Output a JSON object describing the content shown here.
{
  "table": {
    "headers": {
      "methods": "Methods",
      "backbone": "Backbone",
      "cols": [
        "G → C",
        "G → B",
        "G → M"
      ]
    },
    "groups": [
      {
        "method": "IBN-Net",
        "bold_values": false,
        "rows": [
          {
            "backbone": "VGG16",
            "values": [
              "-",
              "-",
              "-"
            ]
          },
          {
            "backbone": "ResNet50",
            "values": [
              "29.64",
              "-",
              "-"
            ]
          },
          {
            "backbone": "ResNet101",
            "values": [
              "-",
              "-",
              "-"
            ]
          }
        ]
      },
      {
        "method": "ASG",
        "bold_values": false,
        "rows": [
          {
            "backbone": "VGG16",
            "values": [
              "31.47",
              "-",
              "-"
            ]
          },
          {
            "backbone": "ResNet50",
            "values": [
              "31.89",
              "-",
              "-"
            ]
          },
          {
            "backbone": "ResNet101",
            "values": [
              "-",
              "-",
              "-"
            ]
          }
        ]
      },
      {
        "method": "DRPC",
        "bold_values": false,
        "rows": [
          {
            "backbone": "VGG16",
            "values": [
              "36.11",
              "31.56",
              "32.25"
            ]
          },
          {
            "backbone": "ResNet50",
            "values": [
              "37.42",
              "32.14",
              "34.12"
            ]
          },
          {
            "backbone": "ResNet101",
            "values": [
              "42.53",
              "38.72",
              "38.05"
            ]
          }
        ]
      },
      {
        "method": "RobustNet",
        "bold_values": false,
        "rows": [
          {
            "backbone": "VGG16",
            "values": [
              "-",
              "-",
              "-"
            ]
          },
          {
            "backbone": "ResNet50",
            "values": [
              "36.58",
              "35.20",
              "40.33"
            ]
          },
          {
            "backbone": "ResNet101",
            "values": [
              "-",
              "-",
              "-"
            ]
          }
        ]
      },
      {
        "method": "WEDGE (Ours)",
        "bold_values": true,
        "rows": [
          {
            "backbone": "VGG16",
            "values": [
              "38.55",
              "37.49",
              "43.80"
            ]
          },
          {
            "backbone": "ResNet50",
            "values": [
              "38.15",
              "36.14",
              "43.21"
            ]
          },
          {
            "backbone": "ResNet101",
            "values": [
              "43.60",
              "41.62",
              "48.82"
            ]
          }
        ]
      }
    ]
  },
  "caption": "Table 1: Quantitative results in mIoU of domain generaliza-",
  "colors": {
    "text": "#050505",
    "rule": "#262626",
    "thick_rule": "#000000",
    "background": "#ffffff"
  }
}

**What you have to do:** Nothing in the data may differ; print all of it exactly as written.

**Result:**
Output a JSON object describing the content shown here.
{
  "table": {
    "headers": {
      "methods": "Methods",
      "backbone": "Backbone",
      "cols": [
        "G → C",
        "G → B",
        "G → M"
      ]
    },
    "groups": [
      {
        "method": "IBN-Net",
        "bold_values": false,
        "rows": [
          {
            "backbone": "VGG16",
            "values": [
              "-",
              "-",
              "-"
            ]
          },
          {
            "backbone": "ResNet50",
            "values": [
              "29.64",
              "-",
              "-"
            ]
          },
          {
            "backbone": "ResNet101",
            "values": [
              "-",
              "-",
              "-"
            ]
          }
        ]
      },
      {
        "method": "ASG",
        "bold_values": false,
        "rows": [
          {
            "backbone": "VGG16",
            "values": [
              "31.47",
              "-",
              "-"
            ]
          },
          {
            "backbone": "ResNet50",
            "values": [
              "31.89",
              "-",
              "-"
            ]
          },
          {
            "backbone": "ResNet101",
            "values": [
              "-",
              "-",
              "-"
            ]
          }
        ]
      },
      {
        "method": "DRPC",
        "bold_values": false,
        "rows": [
          {
            "backbone": "VGG16",
            "values": [
              "36.11",
              "31.56",
              "32.25"
            ]
          },
          {
            "backbone": "ResNet50",
            "values": [
              "37.42",
              "32.14",
              "34.12"
            ]
          },
          {
            "backbone": "ResNet101",
            "values": [
              "42.53",
              "38.72",
              "38.05"
            ]
          }
        ]
      },
      {
        "method": "RobustNet",
        "bold_values": false,
        "rows": [
          {
            "backbone": "VGG16",
            "values": [
              "-",
              "-",
              "-"
            ]
          },
          {
            "backbone": "ResNet50",
            "values": [
              "36.58",
              "35.20",
              "40.33"
            ]
          },
          {
            "backbone": "ResNet101",
            "values": [
              "-",
              "-",
              "-"
            ]
          }
        ]
      },
      {
        "method": "WEDGE (Ours)",
        "bold_values": true,
        "rows": [
          {
            "backbone": "VGG16",
            "values": [
              "38.55",
              "37.49",
              "43.80"
            ]
          },
          {
            "backbone": "ResNet50",
            "values": [
              "38.15",
              "36.14",
              "43.21"
            ]
          },
          {
            "backbone": "ResNet101",
            "values": [
              "43.60",
              "41.62",
              "48.82"
            ]
          }
        ]
      }
    ]
  },
  "caption": "Table 1: Quantitative results in mIoU of domain generaliza-",
  "colors": {
    "text": "#050505",
    "rule": "#262626",
    "thick_rule": "#000000",
    "background": "#ffffff"
  }
}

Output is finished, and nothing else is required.